• GIVEN PROBLEM
Any pictures in the records below should be skipped; write out everything else exactly.

Stored entries:
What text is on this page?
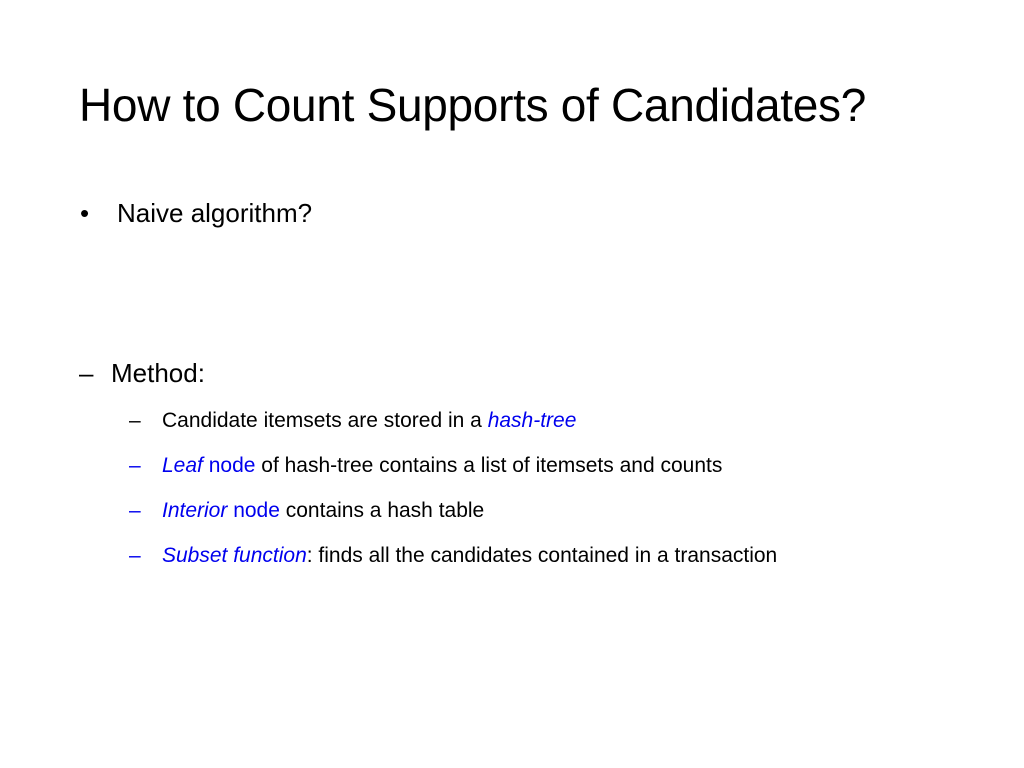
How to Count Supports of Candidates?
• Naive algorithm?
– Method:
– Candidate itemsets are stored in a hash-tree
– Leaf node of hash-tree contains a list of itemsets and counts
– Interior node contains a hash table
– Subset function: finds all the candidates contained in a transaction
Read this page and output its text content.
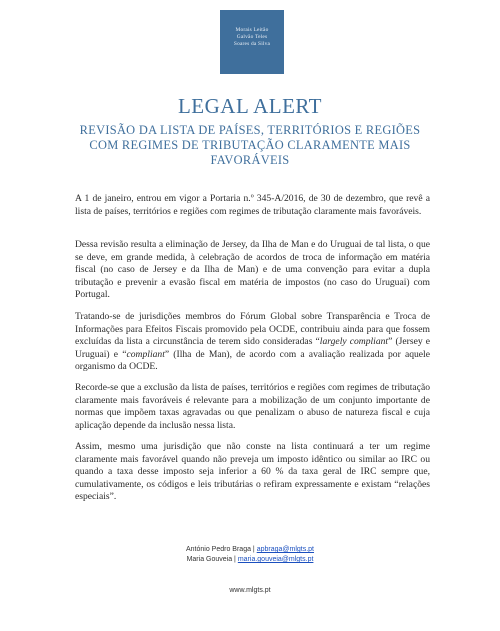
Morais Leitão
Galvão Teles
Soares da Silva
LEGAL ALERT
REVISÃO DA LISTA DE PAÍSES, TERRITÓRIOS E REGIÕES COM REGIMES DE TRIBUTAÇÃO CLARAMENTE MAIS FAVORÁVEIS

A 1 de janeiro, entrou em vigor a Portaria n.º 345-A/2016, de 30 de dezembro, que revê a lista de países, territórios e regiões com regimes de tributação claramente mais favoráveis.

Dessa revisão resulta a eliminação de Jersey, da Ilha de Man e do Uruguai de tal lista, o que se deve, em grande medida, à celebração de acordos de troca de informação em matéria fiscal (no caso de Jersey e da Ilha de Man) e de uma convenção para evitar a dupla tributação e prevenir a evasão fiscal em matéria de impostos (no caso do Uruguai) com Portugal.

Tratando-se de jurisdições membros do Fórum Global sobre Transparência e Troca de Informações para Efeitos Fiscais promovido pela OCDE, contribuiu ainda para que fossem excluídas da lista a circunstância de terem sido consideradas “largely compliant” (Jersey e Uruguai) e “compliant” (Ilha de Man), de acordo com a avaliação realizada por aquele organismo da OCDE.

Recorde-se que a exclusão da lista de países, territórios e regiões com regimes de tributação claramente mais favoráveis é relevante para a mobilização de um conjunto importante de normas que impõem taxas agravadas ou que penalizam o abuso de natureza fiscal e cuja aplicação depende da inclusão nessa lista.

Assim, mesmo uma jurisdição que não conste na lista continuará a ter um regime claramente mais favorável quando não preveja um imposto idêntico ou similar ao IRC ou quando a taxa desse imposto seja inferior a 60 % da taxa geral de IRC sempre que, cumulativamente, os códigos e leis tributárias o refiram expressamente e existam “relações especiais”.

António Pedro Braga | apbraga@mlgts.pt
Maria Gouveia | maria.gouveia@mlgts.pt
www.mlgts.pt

• WRITTEN SOLUTION
What text is on this page?
How to Count Supports of Candidates?
• Naive algorithm?
– Method:
– Candidate itemsets are stored in a hash-tree
– Leaf node of hash-tree contains a list of itemsets and counts
– Interior node contains a hash table
– Subset function: finds all the candidates contained in a transaction
Read this page and output its text content.
Morais Leitão
Galvão Teles
Soares da Silva
LEGAL ALERT
REVISÃO DA LISTA DE PAÍSES, TERRITÓRIOS E REGIÕES COM REGIMES DE TRIBUTAÇÃO CLARAMENTE MAIS FAVORÁVEIS

A 1 de janeiro, entrou em vigor a Portaria n.º 345-A/2016, de 30 de dezembro, que revê a lista de países, territórios e regiões com regimes de tributação claramente mais favoráveis.

Dessa revisão resulta a eliminação de Jersey, da Ilha de Man e do Uruguai de tal lista, o que se deve, em grande medida, à celebração de acordos de troca de informação em matéria fiscal (no caso de Jersey e da Ilha de Man) e de uma convenção para evitar a dupla tributação e prevenir a evasão fiscal em matéria de impostos (no caso do Uruguai) com Portugal.

Tratando-se de jurisdições membros do Fórum Global sobre Transparência e Troca de Informações para Efeitos Fiscais promovido pela OCDE, contribuiu ainda para que fossem excluídas da lista a circunstância de terem sido consideradas “largely compliant” (Jersey e Uruguai) e “compliant” (Ilha de Man), de acordo com a avaliação realizada por aquele organismo da OCDE.

Recorde-se que a exclusão da lista de países, territórios e regiões com regimes de tributação claramente mais favoráveis é relevante para a mobilização de um conjunto importante de normas que impõem taxas agravadas ou que penalizam o abuso de natureza fiscal e cuja aplicação depende da inclusão nessa lista.

Assim, mesmo uma jurisdição que não conste na lista continuará a ter um regime claramente mais favorável quando não preveja um imposto idêntico ou similar ao IRC ou quando a taxa desse imposto seja inferior a 60 % da taxa geral de IRC sempre que, cumulativamente, os códigos e leis tributárias o refiram expressamente e existam “relações especiais”.

António Pedro Braga | apbraga@mlgts.pt
Maria Gouveia | maria.gouveia@mlgts.pt
www.mlgts.pt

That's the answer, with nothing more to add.